▸ WHAT TO PRODUCE:
Extract the complete data exactly as given.
BEGIN LISTED RECORDS
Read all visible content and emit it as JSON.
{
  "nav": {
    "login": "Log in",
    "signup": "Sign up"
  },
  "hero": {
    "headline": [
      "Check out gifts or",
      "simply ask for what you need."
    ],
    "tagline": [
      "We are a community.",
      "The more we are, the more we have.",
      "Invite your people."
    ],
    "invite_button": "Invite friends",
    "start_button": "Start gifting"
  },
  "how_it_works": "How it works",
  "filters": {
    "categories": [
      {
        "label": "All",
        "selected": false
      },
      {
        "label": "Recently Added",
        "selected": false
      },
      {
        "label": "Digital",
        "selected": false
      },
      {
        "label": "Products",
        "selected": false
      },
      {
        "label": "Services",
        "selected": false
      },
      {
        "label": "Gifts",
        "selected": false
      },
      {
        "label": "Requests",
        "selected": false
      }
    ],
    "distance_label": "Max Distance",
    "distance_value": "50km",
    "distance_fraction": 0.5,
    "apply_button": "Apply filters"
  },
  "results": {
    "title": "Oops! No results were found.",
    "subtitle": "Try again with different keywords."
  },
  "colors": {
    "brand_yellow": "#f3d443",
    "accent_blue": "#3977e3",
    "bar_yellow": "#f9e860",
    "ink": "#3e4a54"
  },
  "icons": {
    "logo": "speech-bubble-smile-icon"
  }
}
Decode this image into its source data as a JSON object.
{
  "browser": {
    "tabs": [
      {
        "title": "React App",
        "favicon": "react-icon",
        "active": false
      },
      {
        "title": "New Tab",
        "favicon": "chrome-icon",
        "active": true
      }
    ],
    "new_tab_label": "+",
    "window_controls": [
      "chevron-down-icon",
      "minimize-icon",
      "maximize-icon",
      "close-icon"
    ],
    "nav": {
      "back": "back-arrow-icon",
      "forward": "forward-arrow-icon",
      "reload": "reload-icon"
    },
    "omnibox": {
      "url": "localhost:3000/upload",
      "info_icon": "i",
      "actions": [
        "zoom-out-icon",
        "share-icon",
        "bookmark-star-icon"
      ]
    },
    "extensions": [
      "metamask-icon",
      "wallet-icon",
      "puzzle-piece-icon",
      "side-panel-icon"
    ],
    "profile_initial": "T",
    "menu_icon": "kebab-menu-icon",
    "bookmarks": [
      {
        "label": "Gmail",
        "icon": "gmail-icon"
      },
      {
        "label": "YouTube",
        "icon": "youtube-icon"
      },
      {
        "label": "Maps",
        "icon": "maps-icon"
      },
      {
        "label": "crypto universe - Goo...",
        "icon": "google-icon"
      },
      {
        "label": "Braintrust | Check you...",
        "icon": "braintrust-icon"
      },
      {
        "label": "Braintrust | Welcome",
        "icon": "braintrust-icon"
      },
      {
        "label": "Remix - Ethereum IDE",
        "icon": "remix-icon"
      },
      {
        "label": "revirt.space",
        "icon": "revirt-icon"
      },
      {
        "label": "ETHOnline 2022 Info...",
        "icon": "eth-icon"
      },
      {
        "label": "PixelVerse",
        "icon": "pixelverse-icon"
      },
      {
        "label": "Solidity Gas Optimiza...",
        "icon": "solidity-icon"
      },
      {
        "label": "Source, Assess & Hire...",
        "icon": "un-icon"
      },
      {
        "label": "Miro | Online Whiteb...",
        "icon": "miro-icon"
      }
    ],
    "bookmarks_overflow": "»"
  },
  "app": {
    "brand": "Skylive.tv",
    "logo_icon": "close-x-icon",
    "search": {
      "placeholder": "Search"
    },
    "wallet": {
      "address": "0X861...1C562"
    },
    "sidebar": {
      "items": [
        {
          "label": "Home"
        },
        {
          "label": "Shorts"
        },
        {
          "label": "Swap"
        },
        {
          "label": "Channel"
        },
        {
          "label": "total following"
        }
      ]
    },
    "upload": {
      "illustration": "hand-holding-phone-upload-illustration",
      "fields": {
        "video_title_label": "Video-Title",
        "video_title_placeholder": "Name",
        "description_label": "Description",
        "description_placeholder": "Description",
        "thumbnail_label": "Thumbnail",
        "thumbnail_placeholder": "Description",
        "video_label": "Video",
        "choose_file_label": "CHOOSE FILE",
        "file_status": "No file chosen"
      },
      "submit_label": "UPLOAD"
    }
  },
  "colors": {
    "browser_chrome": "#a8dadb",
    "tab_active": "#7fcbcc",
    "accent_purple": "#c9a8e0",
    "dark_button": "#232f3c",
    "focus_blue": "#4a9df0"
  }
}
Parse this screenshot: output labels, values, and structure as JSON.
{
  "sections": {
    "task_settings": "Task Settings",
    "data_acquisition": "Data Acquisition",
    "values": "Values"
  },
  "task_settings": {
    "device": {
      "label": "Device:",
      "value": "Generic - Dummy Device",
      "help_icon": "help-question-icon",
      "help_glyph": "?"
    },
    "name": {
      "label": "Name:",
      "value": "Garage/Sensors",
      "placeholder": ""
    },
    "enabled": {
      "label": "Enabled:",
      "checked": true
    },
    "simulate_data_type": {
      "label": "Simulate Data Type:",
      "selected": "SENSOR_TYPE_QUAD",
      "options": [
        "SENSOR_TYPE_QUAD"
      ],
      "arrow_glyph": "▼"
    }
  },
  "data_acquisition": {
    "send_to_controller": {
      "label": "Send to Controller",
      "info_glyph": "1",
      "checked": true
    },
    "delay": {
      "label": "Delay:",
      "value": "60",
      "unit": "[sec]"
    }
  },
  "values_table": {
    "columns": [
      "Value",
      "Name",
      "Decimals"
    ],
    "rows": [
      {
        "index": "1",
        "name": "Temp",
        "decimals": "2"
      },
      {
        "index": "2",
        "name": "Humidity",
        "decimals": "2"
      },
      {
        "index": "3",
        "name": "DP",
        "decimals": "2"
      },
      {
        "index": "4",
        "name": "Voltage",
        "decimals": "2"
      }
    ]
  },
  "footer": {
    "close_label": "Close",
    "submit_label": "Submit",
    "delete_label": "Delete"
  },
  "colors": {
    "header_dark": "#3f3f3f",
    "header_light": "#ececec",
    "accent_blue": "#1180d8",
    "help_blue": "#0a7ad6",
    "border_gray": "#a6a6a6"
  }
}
END LISTED RECORDS
▸ EXPECTED ANSWER:
Read all visible content and emit it as JSON.
{
  "nav": {
    "login": "Log in",
    "signup": "Sign up"
  },
  "hero": {
    "headline": [
      "Check out gifts or",
      "simply ask for what you need."
    ],
    "tagline": [
      "We are a community.",
      "The more we are, the more we have.",
      "Invite your people."
    ],
    "invite_button": "Invite friends",
    "start_button": "Start gifting"
  },
  "how_it_works": "How it works",
  "filters": {
    "categories": [
      {
        "label": "All",
        "selected": false
      },
      {
        "label": "Recently Added",
        "selected": false
      },
      {
        "label": "Digital",
        "selected": false
      },
      {
        "label": "Products",
        "selected": false
      },
      {
        "label": "Services",
        "selected": false
      },
      {
        "label": "Gifts",
        "selected": false
      },
      {
        "label": "Requests",
        "selected": false
      }
    ],
    "distance_label": "Max Distance",
    "distance_value": "50km",
    "distance_fraction": 0.5,
    "apply_button": "Apply filters"
  },
  "results": {
    "title": "Oops! No results were found.",
    "subtitle": "Try again with different keywords."
  },
  "colors": {
    "brand_yellow": "#f3d443",
    "accent_blue": "#3977e3",
    "bar_yellow": "#f9e860",
    "ink": "#3e4a54"
  },
  "icons": {
    "logo": "speech-bubble-smile-icon"
  }
}
Decode this image into its source data as a JSON object.
{
  "browser": {
    "tabs": [
      {
        "title": "React App",
        "favicon": "react-icon",
        "active": false
      },
      {
        "title": "New Tab",
        "favicon": "chrome-icon",
        "active": true
      }
    ],
    "new_tab_label": "+",
    "window_controls": [
      "chevron-down-icon",
      "minimize-icon",
      "maximize-icon",
      "close-icon"
    ],
    "nav": {
      "back": "back-arrow-icon",
      "forward": "forward-arrow-icon",
      "reload": "reload-icon"
    },
    "omnibox": {
      "url": "localhost:3000/upload",
      "info_icon": "i",
      "actions": [
        "zoom-out-icon",
        "share-icon",
        "bookmark-star-icon"
      ]
    },
    "extensions": [
      "metamask-icon",
      "wallet-icon",
      "puzzle-piece-icon",
      "side-panel-icon"
    ],
    "profile_initial": "T",
    "menu_icon": "kebab-menu-icon",
    "bookmarks": [
      {
        "label": "Gmail",
        "icon": "gmail-icon"
      },
      {
        "label": "YouTube",
        "icon": "youtube-icon"
      },
      {
        "label": "Maps",
        "icon": "maps-icon"
      },
      {
        "label": "crypto universe - Goo...",
        "icon": "google-icon"
      },
      {
        "label": "Braintrust | Check you...",
        "icon": "braintrust-icon"
      },
      {
        "label": "Braintrust | Welcome",
        "icon": "braintrust-icon"
      },
      {
        "label": "Remix - Ethereum IDE",
        "icon": "remix-icon"
      },
      {
        "label": "revirt.space",
        "icon": "revirt-icon"
      },
      {
        "label": "ETHOnline 2022 Info...",
        "icon": "eth-icon"
      },
      {
        "label": "PixelVerse",
        "icon": "pixelverse-icon"
      },
      {
        "label": "Solidity Gas Optimiza...",
        "icon": "solidity-icon"
      },
      {
        "label": "Source, Assess & Hire...",
        "icon": "un-icon"
      },
      {
        "label": "Miro | Online Whiteb...",
        "icon": "miro-icon"
      }
    ],
    "bookmarks_overflow": "»"
  },
  "app": {
    "brand": "Skylive.tv",
    "logo_icon": "close-x-icon",
    "search": {
      "placeholder": "Search"
    },
    "wallet": {
      "address": "0X861...1C562"
    },
    "sidebar": {
      "items": [
        {
          "label": "Home"
        },
        {
          "label": "Shorts"
        },
        {
          "label": "Swap"
        },
        {
          "label": "Channel"
        },
        {
          "label": "total following"
        }
      ]
    },
    "upload": {
      "illustration": "hand-holding-phone-upload-illustration",
      "fields": {
        "video_title_label": "Video-Title",
        "video_title_placeholder": "Name",
        "description_label": "Description",
        "description_placeholder": "Description",
        "thumbnail_label": "Thumbnail",
        "thumbnail_placeholder": "Description",
        "video_label": "Video",
        "choose_file_label": "CHOOSE FILE",
        "file_status": "No file chosen"
      },
      "submit_label": "UPLOAD"
    }
  },
  "colors": {
    "browser_chrome": "#a8dadb",
    "tab_active": "#7fcbcc",
    "accent_purple": "#c9a8e0",
    "dark_button": "#232f3c",
    "focus_blue": "#4a9df0"
  }
}
Parse this screenshot: output labels, values, and structure as JSON.
{
  "sections": {
    "task_settings": "Task Settings",
    "data_acquisition": "Data Acquisition",
    "values": "Values"
  },
  "task_settings": {
    "device": {
      "label": "Device:",
      "value": "Generic - Dummy Device",
      "help_icon": "help-question-icon",
      "help_glyph": "?"
    },
    "name": {
      "label": "Name:",
      "value": "Garage/Sensors",
      "placeholder": ""
    },
    "enabled": {
      "label": "Enabled:",
      "checked": true
    },
    "simulate_data_type": {
      "label": "Simulate Data Type:",
      "selected": "SENSOR_TYPE_QUAD",
      "options": [
        "SENSOR_TYPE_QUAD"
      ],
      "arrow_glyph": "▼"
    }
  },
  "data_acquisition": {
    "send_to_controller": {
      "label": "Send to Controller",
      "info_glyph": "1",
      "checked": true
    },
    "delay": {
      "label": "Delay:",
      "value": "60",
      "unit": "[sec]"
    }
  },
  "values_table": {
    "columns": [
      "Value",
      "Name",
      "Decimals"
    ],
    "rows": [
      {
        "index": "1",
        "name": "Temp",
        "decimals": "2"
      },
      {
        "index": "2",
        "name": "Humidity",
        "decimals": "2"
      },
      {
        "index": "3",
        "name": "DP",
        "decimals": "2"
      },
      {
        "index": "4",
        "name": "Voltage",
        "decimals": "2"
      }
    ]
  },
  "footer": {
    "close_label": "Close",
    "submit_label": "Submit",
    "delete_label": "Delete"
  },
  "colors": {
    "header_dark": "#3f3f3f",
    "header_light": "#ececec",
    "accent_blue": "#1180d8",
    "help_blue": "#0a7ad6",
    "border_gray": "#a6a6a6"
  }
}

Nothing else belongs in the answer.